Set task
Can you pull out each line of the data below that includes the word "possible"?

----

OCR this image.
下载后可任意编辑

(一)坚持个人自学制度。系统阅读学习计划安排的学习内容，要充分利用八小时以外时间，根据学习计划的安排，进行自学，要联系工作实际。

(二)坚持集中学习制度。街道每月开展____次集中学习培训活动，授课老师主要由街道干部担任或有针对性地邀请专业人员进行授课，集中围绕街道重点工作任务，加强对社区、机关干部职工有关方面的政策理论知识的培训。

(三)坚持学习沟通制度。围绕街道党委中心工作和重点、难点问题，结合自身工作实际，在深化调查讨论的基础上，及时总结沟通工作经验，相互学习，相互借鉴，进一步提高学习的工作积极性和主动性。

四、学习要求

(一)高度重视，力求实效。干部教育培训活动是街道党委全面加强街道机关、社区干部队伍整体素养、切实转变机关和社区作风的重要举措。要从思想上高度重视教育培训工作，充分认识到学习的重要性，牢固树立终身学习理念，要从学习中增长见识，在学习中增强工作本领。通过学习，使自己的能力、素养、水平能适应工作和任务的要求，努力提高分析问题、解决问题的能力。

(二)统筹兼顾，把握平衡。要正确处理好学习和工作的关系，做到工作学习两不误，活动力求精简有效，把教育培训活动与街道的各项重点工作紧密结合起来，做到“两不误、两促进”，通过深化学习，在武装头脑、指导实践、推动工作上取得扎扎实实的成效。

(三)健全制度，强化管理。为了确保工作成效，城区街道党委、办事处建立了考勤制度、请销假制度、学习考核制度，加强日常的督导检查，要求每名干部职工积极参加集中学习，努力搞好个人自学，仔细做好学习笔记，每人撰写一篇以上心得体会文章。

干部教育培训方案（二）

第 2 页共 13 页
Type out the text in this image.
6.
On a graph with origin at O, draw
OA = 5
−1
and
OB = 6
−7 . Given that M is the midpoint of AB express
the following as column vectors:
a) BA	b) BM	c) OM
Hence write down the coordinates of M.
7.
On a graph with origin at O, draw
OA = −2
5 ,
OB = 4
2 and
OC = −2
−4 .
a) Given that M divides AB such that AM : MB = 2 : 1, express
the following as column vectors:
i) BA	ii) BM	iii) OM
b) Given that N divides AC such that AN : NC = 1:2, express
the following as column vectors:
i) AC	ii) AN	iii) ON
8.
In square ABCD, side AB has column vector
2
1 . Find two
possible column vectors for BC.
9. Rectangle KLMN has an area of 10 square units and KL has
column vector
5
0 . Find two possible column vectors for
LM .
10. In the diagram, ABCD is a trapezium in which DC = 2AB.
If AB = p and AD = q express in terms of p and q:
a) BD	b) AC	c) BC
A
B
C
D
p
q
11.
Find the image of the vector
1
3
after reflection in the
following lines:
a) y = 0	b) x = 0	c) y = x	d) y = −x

----

Result of this exercise
possible column vectors for BC.
0 . Find two possible column vectors for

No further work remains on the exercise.